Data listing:
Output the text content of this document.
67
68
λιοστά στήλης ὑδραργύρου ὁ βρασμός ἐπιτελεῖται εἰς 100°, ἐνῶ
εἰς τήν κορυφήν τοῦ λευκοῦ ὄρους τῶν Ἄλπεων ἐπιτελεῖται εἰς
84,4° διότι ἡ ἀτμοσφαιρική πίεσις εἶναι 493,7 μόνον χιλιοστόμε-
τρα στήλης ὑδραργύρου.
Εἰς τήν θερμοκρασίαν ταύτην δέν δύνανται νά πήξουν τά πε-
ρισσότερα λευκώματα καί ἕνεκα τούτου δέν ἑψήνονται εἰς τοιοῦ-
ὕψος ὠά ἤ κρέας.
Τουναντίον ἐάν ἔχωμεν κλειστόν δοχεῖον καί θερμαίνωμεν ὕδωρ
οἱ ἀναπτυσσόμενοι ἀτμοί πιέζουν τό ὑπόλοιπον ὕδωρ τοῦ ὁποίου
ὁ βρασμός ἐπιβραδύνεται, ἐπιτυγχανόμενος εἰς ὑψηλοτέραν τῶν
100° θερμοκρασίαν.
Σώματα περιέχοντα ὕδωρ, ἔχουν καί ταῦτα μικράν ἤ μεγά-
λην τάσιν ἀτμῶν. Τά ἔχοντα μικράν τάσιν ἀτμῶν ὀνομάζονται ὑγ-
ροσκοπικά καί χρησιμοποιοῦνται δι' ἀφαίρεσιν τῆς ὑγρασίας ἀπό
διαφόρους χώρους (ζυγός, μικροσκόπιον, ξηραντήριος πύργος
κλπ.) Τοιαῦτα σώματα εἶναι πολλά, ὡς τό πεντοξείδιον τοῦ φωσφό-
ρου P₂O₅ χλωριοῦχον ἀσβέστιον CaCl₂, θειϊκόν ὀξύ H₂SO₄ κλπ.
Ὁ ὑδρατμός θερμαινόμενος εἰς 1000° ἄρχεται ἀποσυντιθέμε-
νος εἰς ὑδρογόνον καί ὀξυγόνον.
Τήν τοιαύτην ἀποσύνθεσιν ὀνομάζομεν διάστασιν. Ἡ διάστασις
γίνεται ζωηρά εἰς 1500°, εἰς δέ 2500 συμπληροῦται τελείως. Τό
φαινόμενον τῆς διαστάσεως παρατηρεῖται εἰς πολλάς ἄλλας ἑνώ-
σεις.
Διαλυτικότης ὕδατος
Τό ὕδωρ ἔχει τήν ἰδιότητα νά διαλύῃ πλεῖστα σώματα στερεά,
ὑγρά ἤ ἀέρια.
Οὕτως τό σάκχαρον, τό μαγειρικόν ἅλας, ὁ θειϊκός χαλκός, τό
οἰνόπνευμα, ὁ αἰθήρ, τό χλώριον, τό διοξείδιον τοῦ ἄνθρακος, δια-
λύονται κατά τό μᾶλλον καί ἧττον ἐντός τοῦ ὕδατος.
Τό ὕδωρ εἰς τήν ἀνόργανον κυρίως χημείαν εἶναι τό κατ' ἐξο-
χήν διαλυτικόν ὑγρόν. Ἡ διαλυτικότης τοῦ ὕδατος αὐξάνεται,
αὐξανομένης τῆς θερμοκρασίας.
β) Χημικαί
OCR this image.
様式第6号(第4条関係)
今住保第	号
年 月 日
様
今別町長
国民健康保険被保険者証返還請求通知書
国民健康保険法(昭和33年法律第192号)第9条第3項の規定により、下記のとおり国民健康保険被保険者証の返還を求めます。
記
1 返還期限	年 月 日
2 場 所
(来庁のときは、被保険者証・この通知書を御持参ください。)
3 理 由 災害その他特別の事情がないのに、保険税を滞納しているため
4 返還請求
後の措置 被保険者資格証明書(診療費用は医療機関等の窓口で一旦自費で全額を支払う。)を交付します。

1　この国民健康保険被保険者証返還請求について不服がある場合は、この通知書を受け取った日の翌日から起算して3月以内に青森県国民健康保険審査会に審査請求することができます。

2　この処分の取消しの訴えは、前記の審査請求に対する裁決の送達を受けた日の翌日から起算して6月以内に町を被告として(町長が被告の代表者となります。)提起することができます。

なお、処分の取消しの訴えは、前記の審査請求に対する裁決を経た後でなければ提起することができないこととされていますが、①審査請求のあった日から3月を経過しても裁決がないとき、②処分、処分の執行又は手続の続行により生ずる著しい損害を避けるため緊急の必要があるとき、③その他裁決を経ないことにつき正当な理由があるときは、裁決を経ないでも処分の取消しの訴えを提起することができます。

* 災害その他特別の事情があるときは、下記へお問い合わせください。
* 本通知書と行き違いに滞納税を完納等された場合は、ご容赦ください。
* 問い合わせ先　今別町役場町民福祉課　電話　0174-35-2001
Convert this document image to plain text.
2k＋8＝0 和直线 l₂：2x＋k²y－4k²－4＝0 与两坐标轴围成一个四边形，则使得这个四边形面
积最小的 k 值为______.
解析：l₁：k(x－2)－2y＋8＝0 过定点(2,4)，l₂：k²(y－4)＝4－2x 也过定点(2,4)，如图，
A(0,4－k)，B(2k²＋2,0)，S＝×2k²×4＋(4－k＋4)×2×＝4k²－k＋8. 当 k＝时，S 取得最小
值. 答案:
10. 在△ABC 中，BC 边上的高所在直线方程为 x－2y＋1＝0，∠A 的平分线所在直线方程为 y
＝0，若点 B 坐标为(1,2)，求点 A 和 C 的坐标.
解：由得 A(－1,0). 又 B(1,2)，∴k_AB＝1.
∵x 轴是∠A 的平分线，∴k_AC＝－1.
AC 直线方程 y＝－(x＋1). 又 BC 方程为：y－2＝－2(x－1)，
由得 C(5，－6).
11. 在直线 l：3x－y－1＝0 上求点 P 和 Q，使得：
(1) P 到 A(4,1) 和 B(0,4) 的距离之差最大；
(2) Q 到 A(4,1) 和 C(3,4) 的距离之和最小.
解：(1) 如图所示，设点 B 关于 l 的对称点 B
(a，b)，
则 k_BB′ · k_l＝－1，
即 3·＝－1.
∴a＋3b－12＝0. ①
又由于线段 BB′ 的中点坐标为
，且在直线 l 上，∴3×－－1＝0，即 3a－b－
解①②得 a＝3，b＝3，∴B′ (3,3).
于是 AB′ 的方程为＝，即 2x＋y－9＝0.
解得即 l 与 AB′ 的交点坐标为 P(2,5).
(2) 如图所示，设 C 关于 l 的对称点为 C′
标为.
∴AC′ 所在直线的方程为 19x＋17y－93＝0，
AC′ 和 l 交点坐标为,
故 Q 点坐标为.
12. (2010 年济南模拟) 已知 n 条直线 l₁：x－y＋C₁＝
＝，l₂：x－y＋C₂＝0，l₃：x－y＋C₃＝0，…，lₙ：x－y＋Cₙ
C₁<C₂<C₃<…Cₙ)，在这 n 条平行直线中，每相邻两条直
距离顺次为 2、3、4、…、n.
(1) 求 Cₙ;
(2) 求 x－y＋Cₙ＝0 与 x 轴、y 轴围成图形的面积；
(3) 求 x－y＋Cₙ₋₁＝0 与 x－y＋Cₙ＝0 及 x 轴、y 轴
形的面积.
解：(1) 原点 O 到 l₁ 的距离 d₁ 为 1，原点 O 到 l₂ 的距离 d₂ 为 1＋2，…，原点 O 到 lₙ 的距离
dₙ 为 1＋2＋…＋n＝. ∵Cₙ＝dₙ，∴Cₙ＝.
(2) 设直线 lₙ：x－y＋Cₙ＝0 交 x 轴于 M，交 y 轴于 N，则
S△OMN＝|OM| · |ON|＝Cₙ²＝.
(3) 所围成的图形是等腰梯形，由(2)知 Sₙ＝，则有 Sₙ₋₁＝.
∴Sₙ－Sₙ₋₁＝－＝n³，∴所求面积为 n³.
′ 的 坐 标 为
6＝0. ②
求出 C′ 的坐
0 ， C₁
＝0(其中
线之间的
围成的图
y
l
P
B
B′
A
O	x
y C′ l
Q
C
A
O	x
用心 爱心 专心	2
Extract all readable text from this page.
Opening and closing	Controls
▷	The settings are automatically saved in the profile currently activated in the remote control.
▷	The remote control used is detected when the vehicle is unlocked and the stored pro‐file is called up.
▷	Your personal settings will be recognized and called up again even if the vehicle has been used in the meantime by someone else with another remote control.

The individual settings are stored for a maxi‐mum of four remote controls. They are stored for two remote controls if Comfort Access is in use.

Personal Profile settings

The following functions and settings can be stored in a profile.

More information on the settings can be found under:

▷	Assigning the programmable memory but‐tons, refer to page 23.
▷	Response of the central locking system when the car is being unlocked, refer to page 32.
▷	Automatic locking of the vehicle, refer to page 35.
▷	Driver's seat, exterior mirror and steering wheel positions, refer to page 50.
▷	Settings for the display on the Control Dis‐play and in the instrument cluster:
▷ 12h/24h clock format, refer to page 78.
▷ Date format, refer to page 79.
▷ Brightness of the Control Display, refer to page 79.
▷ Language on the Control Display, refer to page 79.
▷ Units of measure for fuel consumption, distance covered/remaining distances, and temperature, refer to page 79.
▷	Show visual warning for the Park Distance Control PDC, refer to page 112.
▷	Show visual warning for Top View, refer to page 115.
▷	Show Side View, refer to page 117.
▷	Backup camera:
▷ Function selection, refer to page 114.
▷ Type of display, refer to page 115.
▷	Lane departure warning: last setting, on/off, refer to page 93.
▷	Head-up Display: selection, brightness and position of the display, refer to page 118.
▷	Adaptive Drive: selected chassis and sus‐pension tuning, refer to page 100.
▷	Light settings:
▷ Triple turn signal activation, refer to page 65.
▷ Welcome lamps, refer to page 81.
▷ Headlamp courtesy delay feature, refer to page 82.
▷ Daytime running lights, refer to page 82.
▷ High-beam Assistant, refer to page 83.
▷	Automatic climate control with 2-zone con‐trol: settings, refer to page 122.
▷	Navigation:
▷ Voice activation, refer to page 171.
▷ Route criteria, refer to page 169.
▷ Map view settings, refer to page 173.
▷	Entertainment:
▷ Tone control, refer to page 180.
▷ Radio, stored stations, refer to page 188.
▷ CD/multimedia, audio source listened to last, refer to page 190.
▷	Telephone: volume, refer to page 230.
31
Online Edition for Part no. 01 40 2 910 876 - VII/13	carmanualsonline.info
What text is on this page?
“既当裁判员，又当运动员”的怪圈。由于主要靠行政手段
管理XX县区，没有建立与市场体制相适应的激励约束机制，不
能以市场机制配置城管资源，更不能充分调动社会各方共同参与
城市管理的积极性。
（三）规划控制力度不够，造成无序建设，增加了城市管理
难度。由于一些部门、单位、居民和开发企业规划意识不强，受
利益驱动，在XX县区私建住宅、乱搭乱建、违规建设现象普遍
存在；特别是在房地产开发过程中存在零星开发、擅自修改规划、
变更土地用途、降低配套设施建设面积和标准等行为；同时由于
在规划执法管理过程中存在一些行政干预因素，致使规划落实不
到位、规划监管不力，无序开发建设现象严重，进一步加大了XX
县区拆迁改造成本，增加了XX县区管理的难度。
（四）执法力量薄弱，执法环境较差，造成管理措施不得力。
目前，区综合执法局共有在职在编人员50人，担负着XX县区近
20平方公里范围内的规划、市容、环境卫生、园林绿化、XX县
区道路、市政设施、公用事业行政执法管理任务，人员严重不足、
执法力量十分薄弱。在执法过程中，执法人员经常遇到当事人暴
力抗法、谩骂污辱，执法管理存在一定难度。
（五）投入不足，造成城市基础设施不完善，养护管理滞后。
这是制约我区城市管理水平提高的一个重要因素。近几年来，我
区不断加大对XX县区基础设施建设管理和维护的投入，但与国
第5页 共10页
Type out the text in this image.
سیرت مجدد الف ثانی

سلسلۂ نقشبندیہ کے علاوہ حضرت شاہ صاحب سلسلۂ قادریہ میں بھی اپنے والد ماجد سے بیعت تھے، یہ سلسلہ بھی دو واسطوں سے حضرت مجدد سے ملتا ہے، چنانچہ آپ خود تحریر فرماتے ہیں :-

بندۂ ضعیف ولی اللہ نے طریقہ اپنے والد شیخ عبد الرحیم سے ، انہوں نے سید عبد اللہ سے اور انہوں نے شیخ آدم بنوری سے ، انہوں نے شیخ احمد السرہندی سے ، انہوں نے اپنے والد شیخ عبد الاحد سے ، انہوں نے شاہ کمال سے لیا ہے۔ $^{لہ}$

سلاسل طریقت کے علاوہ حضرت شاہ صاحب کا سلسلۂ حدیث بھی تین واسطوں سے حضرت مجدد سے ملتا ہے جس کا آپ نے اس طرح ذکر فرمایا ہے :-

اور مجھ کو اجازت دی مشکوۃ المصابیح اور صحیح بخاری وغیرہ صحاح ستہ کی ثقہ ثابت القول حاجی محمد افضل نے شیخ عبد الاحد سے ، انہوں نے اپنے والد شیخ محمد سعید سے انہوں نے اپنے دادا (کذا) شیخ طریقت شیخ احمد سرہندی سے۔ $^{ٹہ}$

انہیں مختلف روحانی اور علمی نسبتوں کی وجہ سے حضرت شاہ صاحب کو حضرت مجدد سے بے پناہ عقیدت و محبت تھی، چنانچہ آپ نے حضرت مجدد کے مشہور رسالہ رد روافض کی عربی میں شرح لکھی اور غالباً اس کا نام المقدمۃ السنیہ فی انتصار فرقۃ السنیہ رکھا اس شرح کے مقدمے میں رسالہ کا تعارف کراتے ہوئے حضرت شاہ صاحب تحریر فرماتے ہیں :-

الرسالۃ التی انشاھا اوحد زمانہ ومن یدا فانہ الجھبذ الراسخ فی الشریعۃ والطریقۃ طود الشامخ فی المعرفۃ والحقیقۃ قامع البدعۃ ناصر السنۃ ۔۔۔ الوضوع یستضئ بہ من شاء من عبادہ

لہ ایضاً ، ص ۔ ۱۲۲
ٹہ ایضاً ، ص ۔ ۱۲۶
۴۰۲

PROBLEM STATEMENT: Select and copy every line of the listing with the word "طریقت".

REPLY TO THE TASK:
سلاسل طریقت کے علاوہ حضرت شاہ صاحب کا سلسلۂ حدیث بھی تین واسطوں سے حضرت مجدد سے ملتا ہے جس کا آپ نے اس طرح ذکر فرمایا ہے :-
اور مجھ کو اجازت دی مشکوۃ المصابیح اور صحیح بخاری وغیرہ صحاح ستہ کی ثقہ ثابت القول حاجی محمد افضل نے شیخ عبد الاحد سے ، انہوں نے اپنے والد شیخ محمد سعید سے انہوں نے اپنے دادا (کذا) شیخ طریقت شیخ احمد سرہندی سے۔ $^{ٹہ}$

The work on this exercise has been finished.